Goal: Return the whole listing, line for line, without the pictures in it.

◆ ◆ ◆ ◆ ◆

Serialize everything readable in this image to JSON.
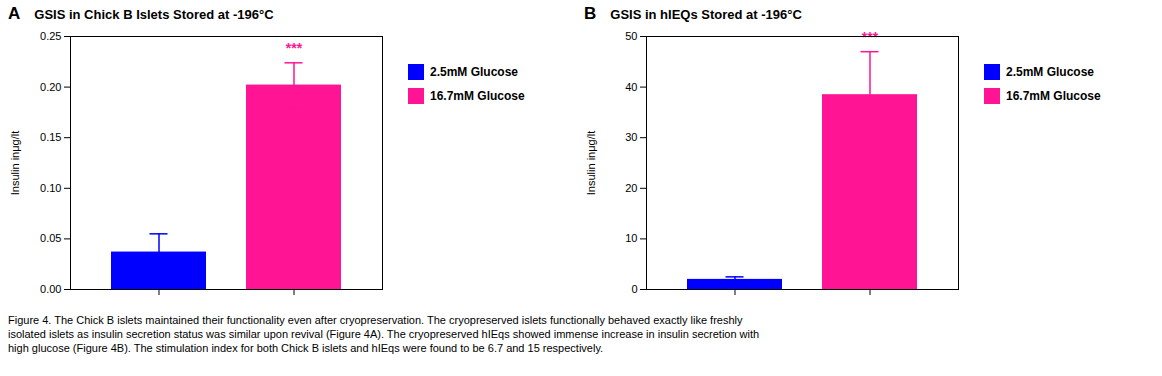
{
  "chart_data": [
    {
      "type": "bar",
      "title": "GSIS in Chick B Islets Stored at -196°C",
      "ylabel": "Insulin inμg/lt",
      "categories": [
        null
      ],
      "series": [
        {
          "name": "2.5mM Glucose",
          "color": "#0000FF",
          "values": [
            0.037
          ],
          "errors": [
            0.018
          ]
        },
        {
          "name": "16.7mM Glucose",
          "color": "#FF1493",
          "values": [
            0.202
          ],
          "errors": [
            0.022
          ]
        }
      ],
      "ylim": [
        0,
        0.25
      ],
      "yticks": [
        {
          "value": 0,
          "label": "0.00"
        },
        0.05,
        {
          "value": 0.1,
          "label": "0.10"
        },
        0.15,
        {
          "value": 0.2,
          "label": "0.20"
        },
        0.25
      ],
      "annotations": [
        {
          "text": "A"
        },
        {
          "text": "***",
          "series": "16.7mM Glucose"
        }
      ],
      "legend": "right",
      "grid": false
    },
    {
      "type": "bar",
      "title": "GSIS in hIEQs Stored at -196°C",
      "ylabel": "Insulin inμg/lt",
      "categories": [
        null
      ],
      "series": [
        {
          "name": "2.5mM Glucose",
          "color": "#0000FF",
          "values": [
            2.0
          ],
          "errors": [
            0.5
          ]
        },
        {
          "name": "16.7mM Glucose",
          "color": "#FF1493",
          "values": [
            38.5
          ],
          "errors": [
            8.5
          ]
        }
      ],
      "ylim": [
        0,
        50
      ],
      "yticks": [
        0,
        10,
        20,
        30,
        40,
        50
      ],
      "annotations": [
        {
          "text": "B"
        },
        {
          "text": "***",
          "series": "16.7mM Glucose"
        }
      ],
      "legend": "right",
      "grid": false
    }
  ],
  "caption": [
    "Figure 4. The Chick B islets maintained their functionality even after cryopreservation. The cryopreserved islets functionally behaved exactly like freshly",
    "isolated islets as insulin secretion status was similar upon revival (Figure 4A). The cryopreserved hIEqs showed immense increase in insulin secretion with",
    "high glucose (Figure 4B). The stimulation index for both Chick B islets and hIEqs were found to be 6.7 and 15 respectively."
  ]
}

◆ ◆ ◆ ◆ ◆

Result of the task:
Serialize everything readable in this image to JSON.
{
  "chart_data": [
    {
      "type": "bar",
      "title": "GSIS in Chick B Islets Stored at -196°C",
      "ylabel": "Insulin inμg/lt",
      "categories": [
        null
      ],
      "series": [
        {
          "name": "2.5mM Glucose",
          "color": "#0000FF",
          "values": [
            0.037
          ],
          "errors": [
            0.018
          ]
        },
        {
          "name": "16.7mM Glucose",
          "color": "#FF1493",
          "values": [
            0.202
          ],
          "errors": [
            0.022
          ]
        }
      ],
      "ylim": [
        0,
        0.25
      ],
      "yticks": [
        {
          "value": 0,
          "label": "0.00"
        },
        0.05,
        {
          "value": 0.1,
          "label": "0.10"
        },
        0.15,
        {
          "value": 0.2,
          "label": "0.20"
        },
        0.25
      ],
      "annotations": [
        {
          "text": "A"
        },
        {
          "text": "***",
          "series": "16.7mM Glucose"
        }
      ],
      "legend": "right",
      "grid": false
    },
    {
      "type": "bar",
      "title": "GSIS in hIEQs Stored at -196°C",
      "ylabel": "Insulin inμg/lt",
      "categories": [
        null
      ],
      "series": [
        {
          "name": "2.5mM Glucose",
          "color": "#0000FF",
          "values": [
            2.0
          ],
          "errors": [
            0.5
          ]
        },
        {
          "name": "16.7mM Glucose",
          "color": "#FF1493",
          "values": [
            38.5
          ],
          "errors": [
            8.5
          ]
        }
      ],
      "ylim": [
        0,
        50
      ],
      "yticks": [
        0,
        10,
        20,
        30,
        40,
        50
      ],
      "annotations": [
        {
          "text": "B"
        },
        {
          "text": "***",
          "series": "16.7mM Glucose"
        }
      ],
      "legend": "right",
      "grid": false
    }
  ],
  "caption": [
    "Figure 4. The Chick B islets maintained their functionality even after cryopreservation. The cryopreserved islets functionally behaved exactly like freshly",
    "isolated islets as insulin secretion status was similar upon revival (Figure 4A). The cryopreserved hIEqs showed immense increase in insulin secretion with",
    "high glucose (Figure 4B). The stimulation index for both Chick B islets and hIEqs were found to be 6.7 and 15 respectively."
  ]
}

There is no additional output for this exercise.